━━ Entries supplied ━━
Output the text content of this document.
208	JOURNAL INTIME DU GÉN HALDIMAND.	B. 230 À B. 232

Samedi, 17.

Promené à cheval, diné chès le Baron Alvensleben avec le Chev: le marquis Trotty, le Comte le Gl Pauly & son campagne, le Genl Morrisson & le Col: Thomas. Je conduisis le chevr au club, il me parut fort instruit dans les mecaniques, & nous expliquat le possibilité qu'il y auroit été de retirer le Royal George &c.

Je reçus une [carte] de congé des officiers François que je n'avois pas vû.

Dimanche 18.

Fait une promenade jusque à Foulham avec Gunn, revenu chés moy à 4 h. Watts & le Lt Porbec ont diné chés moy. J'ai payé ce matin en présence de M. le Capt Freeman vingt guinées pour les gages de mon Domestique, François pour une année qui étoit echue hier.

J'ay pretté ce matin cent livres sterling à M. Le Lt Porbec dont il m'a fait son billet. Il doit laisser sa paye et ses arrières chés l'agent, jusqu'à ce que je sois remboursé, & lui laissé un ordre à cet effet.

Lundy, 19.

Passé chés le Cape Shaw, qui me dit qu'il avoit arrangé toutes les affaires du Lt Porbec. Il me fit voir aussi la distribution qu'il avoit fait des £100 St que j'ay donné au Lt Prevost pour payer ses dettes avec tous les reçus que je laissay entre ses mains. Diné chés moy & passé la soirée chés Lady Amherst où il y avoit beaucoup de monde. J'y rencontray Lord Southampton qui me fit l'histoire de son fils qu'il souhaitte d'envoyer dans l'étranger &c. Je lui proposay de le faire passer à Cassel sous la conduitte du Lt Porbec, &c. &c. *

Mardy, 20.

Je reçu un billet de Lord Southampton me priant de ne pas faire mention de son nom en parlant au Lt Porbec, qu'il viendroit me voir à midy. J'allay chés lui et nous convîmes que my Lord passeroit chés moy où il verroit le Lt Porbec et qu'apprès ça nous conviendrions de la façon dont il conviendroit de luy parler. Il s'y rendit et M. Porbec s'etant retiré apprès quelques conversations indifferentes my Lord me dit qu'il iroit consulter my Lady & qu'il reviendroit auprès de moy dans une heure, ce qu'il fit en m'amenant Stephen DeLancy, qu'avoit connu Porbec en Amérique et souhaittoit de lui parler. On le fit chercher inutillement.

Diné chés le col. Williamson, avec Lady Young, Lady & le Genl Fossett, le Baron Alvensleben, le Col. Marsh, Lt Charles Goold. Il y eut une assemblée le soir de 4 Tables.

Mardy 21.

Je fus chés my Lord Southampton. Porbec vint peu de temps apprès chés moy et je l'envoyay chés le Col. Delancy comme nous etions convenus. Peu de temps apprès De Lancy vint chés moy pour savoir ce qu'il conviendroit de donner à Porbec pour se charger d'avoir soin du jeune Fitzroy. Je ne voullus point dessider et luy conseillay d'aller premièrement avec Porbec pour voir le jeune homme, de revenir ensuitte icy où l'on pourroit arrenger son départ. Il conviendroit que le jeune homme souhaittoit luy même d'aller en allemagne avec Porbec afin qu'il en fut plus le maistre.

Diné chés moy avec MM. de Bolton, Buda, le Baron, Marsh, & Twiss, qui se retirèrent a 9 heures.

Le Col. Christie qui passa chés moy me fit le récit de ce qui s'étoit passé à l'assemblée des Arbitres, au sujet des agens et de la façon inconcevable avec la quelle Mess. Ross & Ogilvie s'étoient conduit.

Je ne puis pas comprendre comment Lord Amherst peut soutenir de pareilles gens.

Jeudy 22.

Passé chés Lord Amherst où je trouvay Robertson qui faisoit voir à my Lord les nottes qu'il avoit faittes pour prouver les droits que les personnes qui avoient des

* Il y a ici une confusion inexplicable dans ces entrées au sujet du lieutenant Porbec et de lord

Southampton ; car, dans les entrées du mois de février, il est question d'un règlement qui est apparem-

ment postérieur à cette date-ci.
━━━
Task to carry out: Copy every line of the listing that contains the word "François".

Final result:
Je reçus une [carte] de congé des officiers François que je n'avois pas vû.
Fait une promenade jusque à Foulham avec Gunn, revenu chés moy à 4 h. Watts & le Lt Porbec ont diné chés moy. J'ai payé ce matin en présence de M. le Capt Freeman vingt guinées pour les gages de mon Domestique, François pour une année qui étoit echue hier.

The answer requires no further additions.